> [Requirement] Records follow. Pull out every line that contains "text".

*****

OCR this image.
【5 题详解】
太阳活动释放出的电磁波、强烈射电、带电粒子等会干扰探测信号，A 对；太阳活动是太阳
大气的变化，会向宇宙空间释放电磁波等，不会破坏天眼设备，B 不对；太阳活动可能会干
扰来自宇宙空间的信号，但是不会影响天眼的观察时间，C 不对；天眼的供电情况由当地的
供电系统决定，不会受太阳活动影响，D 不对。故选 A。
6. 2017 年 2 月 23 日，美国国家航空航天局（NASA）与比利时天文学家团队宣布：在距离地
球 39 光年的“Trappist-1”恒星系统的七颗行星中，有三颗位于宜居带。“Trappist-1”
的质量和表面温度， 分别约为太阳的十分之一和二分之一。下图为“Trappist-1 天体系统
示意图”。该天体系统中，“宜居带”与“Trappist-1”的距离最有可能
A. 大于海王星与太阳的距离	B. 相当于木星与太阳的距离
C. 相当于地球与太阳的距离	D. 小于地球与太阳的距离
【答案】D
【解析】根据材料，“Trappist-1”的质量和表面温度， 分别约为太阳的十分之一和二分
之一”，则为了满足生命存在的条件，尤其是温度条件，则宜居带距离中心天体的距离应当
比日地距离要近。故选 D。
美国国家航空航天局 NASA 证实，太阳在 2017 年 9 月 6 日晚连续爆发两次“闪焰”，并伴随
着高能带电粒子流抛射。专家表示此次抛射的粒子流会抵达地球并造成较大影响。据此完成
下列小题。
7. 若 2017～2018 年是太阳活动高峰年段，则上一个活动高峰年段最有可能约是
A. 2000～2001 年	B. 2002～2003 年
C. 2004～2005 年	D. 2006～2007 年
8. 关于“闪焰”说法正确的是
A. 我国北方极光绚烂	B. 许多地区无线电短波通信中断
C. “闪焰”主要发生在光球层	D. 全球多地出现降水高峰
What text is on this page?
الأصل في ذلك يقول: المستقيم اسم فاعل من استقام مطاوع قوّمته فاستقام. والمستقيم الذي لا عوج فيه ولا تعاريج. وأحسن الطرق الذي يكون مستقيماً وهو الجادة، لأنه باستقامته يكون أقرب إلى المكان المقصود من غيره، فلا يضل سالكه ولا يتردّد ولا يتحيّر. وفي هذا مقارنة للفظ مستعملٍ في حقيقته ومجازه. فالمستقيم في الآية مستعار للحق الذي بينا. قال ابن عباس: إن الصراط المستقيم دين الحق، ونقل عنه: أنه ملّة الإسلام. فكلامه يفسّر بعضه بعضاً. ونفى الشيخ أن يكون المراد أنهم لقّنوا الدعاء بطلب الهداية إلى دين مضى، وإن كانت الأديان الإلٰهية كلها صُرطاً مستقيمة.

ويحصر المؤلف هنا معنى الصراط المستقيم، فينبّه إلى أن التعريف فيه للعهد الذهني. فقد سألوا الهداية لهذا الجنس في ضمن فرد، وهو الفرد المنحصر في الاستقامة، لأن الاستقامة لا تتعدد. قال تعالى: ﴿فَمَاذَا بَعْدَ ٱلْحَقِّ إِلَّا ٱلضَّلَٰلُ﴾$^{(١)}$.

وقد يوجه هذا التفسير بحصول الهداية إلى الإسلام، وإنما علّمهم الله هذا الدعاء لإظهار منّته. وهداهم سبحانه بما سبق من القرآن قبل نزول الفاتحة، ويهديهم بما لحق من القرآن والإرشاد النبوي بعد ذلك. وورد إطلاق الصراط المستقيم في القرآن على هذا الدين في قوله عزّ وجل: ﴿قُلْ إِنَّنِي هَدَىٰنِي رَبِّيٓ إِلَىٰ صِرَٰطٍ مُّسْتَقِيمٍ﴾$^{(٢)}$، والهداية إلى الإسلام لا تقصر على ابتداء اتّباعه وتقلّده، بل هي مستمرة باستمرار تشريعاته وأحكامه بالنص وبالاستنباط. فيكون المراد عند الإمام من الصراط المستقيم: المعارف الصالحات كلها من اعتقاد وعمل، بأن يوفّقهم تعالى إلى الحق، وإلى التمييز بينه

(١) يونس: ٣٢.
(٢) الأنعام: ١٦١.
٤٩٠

*****

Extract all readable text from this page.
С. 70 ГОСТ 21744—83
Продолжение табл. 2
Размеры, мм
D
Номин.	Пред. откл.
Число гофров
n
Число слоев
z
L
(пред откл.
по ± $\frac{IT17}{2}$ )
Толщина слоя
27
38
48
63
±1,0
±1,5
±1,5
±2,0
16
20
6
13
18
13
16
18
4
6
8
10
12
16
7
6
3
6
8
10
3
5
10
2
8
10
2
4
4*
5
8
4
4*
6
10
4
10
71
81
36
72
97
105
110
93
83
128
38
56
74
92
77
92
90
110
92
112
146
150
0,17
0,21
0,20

*****

> [Answer in full]
What text is on this page?
Extract all readable text from this page.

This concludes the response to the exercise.